• [Your instructions] Look for the string "dalam" in every line, and copy each line that has it.

═══ Records for processing ═══

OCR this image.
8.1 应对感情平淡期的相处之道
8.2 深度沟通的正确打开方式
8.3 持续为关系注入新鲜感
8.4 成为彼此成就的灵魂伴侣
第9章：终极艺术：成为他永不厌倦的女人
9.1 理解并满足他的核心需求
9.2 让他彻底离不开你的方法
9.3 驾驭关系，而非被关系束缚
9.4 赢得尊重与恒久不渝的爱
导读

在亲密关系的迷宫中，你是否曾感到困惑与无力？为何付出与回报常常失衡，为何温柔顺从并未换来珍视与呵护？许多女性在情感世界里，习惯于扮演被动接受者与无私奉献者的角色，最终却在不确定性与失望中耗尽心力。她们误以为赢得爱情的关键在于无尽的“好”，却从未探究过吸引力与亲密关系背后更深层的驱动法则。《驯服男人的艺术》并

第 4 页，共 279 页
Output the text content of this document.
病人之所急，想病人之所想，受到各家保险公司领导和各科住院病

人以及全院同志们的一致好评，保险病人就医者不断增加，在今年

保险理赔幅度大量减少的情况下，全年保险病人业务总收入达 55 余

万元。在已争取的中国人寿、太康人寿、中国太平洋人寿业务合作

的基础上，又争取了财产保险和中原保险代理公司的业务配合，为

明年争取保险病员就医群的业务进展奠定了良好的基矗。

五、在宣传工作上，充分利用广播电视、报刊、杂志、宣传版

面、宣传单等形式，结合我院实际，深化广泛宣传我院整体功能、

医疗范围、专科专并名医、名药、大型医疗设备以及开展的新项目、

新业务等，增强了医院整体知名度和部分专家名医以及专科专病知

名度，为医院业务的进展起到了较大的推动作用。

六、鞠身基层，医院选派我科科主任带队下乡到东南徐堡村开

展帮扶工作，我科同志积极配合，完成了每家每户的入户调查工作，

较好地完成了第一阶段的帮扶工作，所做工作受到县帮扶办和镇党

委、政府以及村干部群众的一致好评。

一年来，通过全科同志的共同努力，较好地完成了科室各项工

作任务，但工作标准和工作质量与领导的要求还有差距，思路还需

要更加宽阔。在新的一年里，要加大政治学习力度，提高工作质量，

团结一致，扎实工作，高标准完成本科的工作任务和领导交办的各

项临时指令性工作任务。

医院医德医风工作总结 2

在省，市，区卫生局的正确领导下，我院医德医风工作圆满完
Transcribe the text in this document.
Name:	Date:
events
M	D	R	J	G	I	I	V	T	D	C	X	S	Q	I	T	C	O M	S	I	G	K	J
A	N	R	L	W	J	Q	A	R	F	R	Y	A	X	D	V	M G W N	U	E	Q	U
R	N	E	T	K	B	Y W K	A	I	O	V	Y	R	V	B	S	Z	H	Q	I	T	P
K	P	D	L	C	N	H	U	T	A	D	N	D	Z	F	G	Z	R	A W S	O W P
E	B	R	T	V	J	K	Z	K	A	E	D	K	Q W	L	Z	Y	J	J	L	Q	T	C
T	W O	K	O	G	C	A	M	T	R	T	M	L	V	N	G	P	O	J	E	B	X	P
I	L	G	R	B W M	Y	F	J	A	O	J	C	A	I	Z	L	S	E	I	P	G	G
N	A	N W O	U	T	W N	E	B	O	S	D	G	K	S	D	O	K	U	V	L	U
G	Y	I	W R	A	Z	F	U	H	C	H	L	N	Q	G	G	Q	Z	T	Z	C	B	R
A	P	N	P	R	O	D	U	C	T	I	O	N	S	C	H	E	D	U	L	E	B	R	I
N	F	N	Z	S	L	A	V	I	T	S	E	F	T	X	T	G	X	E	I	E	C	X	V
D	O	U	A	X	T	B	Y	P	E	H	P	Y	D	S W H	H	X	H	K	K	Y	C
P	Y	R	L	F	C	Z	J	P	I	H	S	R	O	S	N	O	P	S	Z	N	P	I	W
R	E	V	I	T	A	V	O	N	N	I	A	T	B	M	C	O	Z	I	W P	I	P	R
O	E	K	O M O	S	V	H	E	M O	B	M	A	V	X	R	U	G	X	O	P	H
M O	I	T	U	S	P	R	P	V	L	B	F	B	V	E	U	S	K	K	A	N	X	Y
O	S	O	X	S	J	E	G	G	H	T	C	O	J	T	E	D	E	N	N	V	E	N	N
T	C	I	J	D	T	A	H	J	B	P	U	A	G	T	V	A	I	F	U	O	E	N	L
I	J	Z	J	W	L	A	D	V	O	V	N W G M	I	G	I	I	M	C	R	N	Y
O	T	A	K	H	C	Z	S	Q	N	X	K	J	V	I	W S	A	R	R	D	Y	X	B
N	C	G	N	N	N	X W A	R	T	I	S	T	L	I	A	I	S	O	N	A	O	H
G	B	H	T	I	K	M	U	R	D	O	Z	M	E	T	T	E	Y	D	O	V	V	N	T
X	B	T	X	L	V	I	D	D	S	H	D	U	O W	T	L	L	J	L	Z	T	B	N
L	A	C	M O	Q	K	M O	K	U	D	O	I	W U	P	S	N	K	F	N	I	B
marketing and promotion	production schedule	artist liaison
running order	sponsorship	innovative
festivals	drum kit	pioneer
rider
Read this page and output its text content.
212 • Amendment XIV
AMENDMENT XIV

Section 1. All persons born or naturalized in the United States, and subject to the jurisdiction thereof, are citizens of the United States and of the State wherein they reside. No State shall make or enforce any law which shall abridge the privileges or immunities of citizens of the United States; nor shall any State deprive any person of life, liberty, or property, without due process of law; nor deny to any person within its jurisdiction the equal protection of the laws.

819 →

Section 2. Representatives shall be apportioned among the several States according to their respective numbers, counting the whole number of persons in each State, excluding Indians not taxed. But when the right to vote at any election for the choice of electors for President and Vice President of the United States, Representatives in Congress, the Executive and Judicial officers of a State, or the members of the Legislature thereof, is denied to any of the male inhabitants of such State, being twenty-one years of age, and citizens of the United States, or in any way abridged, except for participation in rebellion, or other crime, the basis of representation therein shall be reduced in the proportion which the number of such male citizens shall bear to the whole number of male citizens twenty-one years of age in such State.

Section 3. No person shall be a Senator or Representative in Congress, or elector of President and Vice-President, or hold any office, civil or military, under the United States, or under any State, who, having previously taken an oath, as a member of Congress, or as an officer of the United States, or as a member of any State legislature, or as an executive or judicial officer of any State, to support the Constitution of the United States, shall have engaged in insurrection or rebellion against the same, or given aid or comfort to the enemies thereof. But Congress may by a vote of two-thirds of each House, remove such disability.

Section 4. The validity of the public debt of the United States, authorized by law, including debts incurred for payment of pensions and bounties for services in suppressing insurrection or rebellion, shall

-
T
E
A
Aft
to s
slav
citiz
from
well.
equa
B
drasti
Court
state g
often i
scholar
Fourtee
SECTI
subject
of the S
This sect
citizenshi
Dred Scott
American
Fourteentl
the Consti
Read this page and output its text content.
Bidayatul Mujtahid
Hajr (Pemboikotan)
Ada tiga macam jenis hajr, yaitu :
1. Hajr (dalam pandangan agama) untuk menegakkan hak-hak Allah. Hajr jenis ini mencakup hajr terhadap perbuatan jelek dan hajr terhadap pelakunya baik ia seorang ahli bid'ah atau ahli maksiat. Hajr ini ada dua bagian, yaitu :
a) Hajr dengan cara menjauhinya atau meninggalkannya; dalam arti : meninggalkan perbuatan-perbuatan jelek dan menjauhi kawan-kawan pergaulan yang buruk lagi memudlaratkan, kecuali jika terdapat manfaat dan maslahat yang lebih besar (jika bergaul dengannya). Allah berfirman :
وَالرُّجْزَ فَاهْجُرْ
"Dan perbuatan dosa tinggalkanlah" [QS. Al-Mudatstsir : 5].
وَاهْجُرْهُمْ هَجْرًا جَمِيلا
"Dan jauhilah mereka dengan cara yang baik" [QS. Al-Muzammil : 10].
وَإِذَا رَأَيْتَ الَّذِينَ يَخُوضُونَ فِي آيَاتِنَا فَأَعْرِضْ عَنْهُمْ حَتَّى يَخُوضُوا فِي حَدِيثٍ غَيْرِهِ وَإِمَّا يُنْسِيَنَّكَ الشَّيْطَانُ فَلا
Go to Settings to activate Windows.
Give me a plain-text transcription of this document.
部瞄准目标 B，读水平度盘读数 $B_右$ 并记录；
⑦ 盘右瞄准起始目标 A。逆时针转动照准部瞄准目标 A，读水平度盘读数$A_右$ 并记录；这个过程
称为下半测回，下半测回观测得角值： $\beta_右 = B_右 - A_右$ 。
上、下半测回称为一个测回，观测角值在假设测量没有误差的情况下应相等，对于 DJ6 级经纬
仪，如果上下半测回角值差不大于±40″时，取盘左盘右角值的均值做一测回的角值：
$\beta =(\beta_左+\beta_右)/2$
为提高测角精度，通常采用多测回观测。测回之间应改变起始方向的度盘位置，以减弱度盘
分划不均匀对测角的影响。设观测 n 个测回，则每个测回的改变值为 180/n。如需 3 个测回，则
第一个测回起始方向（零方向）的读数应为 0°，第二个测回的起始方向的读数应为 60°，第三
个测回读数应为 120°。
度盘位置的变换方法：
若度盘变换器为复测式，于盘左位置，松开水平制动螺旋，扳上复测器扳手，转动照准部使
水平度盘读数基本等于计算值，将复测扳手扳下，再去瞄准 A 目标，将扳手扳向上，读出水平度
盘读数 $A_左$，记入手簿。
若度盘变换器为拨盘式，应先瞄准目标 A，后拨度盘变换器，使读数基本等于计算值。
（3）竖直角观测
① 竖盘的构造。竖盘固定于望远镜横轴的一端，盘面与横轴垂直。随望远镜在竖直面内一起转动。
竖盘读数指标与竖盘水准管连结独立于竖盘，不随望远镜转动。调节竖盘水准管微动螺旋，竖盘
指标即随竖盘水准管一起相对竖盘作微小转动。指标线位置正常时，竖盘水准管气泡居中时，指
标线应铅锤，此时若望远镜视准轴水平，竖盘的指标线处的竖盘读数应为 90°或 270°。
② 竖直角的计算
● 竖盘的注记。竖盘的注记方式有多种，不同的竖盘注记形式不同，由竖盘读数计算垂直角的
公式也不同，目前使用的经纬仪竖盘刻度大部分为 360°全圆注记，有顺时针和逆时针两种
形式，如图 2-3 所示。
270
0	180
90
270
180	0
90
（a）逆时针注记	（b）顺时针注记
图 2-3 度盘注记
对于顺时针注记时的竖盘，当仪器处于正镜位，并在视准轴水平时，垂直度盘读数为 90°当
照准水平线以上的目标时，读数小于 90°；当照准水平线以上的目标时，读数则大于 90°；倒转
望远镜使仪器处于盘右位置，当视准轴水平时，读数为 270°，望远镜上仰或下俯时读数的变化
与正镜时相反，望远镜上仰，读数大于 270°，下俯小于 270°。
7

═══

• [Written solution]
1. Hajr (dalam pandangan agama) untuk menegakkan hak-hak Allah. Hajr jenis ini mencakup hajr terhadap perbuatan jelek dan hajr terhadap pelakunya baik ia seorang ahli bid'ah atau ahli maksiat. Hajr ini ada dua bagian, yaitu :
a) Hajr dengan cara menjauhinya atau meninggalkannya; dalam arti : meninggalkan perbuatan-perbuatan jelek dan menjauhi kawan-kawan pergaulan yang buruk lagi memudlaratkan, kecuali jika terdapat manfaat dan maslahat yang lebih besar (jika bergaul dengannya). Allah berfirman :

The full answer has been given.